What is needed:
Give the data below again, word for word.

Material for this exercise:
^^^^^^^^^^^^^^^^

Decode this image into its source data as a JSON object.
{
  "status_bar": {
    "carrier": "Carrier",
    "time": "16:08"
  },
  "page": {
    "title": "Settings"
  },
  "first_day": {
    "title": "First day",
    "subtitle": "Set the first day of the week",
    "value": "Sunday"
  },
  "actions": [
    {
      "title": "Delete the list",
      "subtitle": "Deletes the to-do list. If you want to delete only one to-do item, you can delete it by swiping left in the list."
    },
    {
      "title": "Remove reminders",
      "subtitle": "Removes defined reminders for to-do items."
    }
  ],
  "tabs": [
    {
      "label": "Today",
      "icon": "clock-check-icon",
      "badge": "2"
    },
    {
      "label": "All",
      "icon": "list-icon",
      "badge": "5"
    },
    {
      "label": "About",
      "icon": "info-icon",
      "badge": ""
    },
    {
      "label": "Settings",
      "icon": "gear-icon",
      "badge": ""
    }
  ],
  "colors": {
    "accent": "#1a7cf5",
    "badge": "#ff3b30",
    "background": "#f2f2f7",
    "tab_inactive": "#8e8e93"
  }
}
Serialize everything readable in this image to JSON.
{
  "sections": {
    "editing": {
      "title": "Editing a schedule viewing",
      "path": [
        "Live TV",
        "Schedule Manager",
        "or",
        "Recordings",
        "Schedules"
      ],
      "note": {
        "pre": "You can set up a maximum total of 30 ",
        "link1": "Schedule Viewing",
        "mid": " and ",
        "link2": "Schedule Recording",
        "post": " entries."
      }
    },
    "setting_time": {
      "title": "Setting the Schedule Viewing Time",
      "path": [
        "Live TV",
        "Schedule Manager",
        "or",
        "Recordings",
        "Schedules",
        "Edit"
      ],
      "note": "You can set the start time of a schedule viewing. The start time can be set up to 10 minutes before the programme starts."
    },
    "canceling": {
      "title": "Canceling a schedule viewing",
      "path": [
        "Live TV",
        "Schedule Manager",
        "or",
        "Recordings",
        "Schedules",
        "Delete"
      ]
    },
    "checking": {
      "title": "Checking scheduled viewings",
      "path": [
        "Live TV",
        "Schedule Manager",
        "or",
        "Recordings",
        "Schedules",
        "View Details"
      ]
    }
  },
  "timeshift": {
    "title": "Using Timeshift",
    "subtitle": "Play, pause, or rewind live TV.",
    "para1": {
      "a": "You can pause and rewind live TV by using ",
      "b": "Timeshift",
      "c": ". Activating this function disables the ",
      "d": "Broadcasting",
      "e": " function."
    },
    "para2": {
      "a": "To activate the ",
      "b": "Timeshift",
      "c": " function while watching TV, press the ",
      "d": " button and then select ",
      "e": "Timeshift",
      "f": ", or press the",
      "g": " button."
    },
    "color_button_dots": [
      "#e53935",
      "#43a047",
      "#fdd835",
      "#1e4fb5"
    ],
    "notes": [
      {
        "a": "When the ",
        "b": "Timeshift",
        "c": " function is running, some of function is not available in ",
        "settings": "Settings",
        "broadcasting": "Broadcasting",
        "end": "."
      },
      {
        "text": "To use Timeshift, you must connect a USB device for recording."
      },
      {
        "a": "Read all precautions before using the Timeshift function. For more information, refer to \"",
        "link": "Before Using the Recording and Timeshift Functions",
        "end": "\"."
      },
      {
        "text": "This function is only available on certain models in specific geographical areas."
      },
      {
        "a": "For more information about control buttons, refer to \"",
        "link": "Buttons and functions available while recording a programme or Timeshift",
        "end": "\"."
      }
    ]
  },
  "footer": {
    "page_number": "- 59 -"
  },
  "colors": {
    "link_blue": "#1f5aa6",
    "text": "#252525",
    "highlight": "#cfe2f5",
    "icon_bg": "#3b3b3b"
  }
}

^^^^^^^^^^^^^^^^

Answer for the task:
Decode this image into its source data as a JSON object.
{
  "status_bar": {
    "carrier": "Carrier",
    "time": "16:08"
  },
  "page": {
    "title": "Settings"
  },
  "first_day": {
    "title": "First day",
    "subtitle": "Set the first day of the week",
    "value": "Sunday"
  },
  "actions": [
    {
      "title": "Delete the list",
      "subtitle": "Deletes the to-do list. If you want to delete only one to-do item, you can delete it by swiping left in the list."
    },
    {
      "title": "Remove reminders",
      "subtitle": "Removes defined reminders for to-do items."
    }
  ],
  "tabs": [
    {
      "label": "Today",
      "icon": "clock-check-icon",
      "badge": "2"
    },
    {
      "label": "All",
      "icon": "list-icon",
      "badge": "5"
    },
    {
      "label": "About",
      "icon": "info-icon",
      "badge": ""
    },
    {
      "label": "Settings",
      "icon": "gear-icon",
      "badge": ""
    }
  ],
  "colors": {
    "accent": "#1a7cf5",
    "badge": "#ff3b30",
    "background": "#f2f2f7",
    "tab_inactive": "#8e8e93"
  }
}
Serialize everything readable in this image to JSON.
{
  "sections": {
    "editing": {
      "title": "Editing a schedule viewing",
      "path": [
        "Live TV",
        "Schedule Manager",
        "or",
        "Recordings",
        "Schedules"
      ],
      "note": {
        "pre": "You can set up a maximum total of 30 ",
        "link1": "Schedule Viewing",
        "mid": " and ",
        "link2": "Schedule Recording",
        "post": " entries."
      }
    },
    "setting_time": {
      "title": "Setting the Schedule Viewing Time",
      "path": [
        "Live TV",
        "Schedule Manager",
        "or",
        "Recordings",
        "Schedules",
        "Edit"
      ],
      "note": "You can set the start time of a schedule viewing. The start time can be set up to 10 minutes before the programme starts."
    },
    "canceling": {
      "title": "Canceling a schedule viewing",
      "path": [
        "Live TV",
        "Schedule Manager",
        "or",
        "Recordings",
        "Schedules",
        "Delete"
      ]
    },
    "checking": {
      "title": "Checking scheduled viewings",
      "path": [
        "Live TV",
        "Schedule Manager",
        "or",
        "Recordings",
        "Schedules",
        "View Details"
      ]
    }
  },
  "timeshift": {
    "title": "Using Timeshift",
    "subtitle": "Play, pause, or rewind live TV.",
    "para1": {
      "a": "You can pause and rewind live TV by using ",
      "b": "Timeshift",
      "c": ". Activating this function disables the ",
      "d": "Broadcasting",
      "e": " function."
    },
    "para2": {
      "a": "To activate the ",
      "b": "Timeshift",
      "c": " function while watching TV, press the ",
      "d": " button and then select ",
      "e": "Timeshift",
      "f": ", or press the",
      "g": " button."
    },
    "color_button_dots": [
      "#e53935",
      "#43a047",
      "#fdd835",
      "#1e4fb5"
    ],
    "notes": [
      {
        "a": "When the ",
        "b": "Timeshift",
        "c": " function is running, some of function is not available in ",
        "settings": "Settings",
        "broadcasting": "Broadcasting",
        "end": "."
      },
      {
        "text": "To use Timeshift, you must connect a USB device for recording."
      },
      {
        "a": "Read all precautions before using the Timeshift function. For more information, refer to \"",
        "link": "Before Using the Recording and Timeshift Functions",
        "end": "\"."
      },
      {
        "text": "This function is only available on certain models in specific geographical areas."
      },
      {
        "a": "For more information about control buttons, refer to \"",
        "link": "Buttons and functions available while recording a programme or Timeshift",
        "end": "\"."
      }
    ]
  },
  "footer": {
    "page_number": "- 59 -"
  },
  "colors": {
    "link_blue": "#1f5aa6",
    "text": "#252525",
    "highlight": "#cfe2f5",
    "icon_bg": "#3b3b3b"
  }
}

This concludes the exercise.